#### Set task
Reproduce each line bearing the word "type".

#### Record list
************

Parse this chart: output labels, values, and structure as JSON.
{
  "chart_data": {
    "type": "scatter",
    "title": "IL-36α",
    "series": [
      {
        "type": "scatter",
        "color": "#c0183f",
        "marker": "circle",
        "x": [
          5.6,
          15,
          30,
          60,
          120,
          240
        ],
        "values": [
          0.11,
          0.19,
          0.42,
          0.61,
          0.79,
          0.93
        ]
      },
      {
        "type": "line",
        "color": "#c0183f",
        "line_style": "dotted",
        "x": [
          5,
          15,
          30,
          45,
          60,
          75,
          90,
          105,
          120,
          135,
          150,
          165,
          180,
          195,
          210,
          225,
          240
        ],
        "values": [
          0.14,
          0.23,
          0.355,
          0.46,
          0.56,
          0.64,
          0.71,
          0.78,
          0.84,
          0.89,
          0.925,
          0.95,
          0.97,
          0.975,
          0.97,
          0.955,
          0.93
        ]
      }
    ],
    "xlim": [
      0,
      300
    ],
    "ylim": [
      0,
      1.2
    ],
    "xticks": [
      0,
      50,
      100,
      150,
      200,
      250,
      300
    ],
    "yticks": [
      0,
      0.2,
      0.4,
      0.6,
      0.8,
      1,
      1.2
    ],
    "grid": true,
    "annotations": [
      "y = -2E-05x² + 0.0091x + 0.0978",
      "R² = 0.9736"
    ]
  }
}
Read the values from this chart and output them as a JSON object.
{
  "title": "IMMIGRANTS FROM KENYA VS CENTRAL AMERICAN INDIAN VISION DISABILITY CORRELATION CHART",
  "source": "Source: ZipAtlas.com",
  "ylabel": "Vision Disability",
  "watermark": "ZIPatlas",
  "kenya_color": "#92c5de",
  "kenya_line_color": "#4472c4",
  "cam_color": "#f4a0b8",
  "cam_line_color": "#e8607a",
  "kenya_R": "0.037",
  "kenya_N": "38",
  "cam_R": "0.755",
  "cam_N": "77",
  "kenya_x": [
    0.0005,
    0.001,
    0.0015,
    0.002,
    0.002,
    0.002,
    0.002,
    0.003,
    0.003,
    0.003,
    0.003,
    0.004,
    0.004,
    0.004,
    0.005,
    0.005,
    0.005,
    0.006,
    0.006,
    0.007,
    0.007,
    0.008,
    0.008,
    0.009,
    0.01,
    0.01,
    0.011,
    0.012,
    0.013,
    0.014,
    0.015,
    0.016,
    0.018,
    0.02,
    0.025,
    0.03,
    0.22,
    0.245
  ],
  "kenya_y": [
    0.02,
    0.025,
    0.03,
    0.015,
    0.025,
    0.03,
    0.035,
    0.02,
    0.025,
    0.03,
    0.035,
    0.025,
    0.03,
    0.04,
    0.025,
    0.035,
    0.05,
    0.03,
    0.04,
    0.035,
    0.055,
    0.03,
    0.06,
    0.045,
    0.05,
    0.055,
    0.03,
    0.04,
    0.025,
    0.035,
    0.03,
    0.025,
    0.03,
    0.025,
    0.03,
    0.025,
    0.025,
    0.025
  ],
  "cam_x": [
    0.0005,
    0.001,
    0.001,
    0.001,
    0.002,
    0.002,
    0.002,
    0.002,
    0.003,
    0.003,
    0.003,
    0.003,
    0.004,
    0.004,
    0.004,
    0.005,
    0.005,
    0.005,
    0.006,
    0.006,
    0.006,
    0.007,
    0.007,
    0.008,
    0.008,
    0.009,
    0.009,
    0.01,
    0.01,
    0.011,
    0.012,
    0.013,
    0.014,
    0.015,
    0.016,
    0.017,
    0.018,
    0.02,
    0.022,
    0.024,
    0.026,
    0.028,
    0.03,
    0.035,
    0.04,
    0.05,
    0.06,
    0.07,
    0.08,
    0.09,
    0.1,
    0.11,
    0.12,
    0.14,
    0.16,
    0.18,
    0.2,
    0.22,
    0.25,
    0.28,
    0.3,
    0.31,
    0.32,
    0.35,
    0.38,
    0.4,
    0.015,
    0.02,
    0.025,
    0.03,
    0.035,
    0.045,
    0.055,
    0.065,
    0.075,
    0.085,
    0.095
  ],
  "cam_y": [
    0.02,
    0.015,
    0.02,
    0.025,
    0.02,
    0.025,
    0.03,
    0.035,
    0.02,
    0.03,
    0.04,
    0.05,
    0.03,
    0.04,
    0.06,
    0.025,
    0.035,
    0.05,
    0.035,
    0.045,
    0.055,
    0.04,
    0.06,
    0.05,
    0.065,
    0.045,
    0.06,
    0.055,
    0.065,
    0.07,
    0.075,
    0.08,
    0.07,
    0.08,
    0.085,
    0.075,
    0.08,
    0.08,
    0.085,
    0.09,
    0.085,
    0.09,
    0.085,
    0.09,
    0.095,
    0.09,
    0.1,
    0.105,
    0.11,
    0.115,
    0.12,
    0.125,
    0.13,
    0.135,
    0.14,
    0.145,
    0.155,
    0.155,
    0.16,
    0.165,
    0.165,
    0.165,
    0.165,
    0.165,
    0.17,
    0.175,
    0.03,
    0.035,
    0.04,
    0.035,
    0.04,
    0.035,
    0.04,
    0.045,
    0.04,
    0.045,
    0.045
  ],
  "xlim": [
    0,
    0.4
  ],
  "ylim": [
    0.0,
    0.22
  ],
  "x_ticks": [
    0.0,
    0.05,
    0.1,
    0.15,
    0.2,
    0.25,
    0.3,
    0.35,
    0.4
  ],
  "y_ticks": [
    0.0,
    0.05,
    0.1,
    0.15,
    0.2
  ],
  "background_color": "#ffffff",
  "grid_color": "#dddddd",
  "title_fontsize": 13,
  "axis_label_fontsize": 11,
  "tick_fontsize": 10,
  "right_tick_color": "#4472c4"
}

************

#### Task result
    "type": "scatter",
        "type": "scatter",
        "type": "line",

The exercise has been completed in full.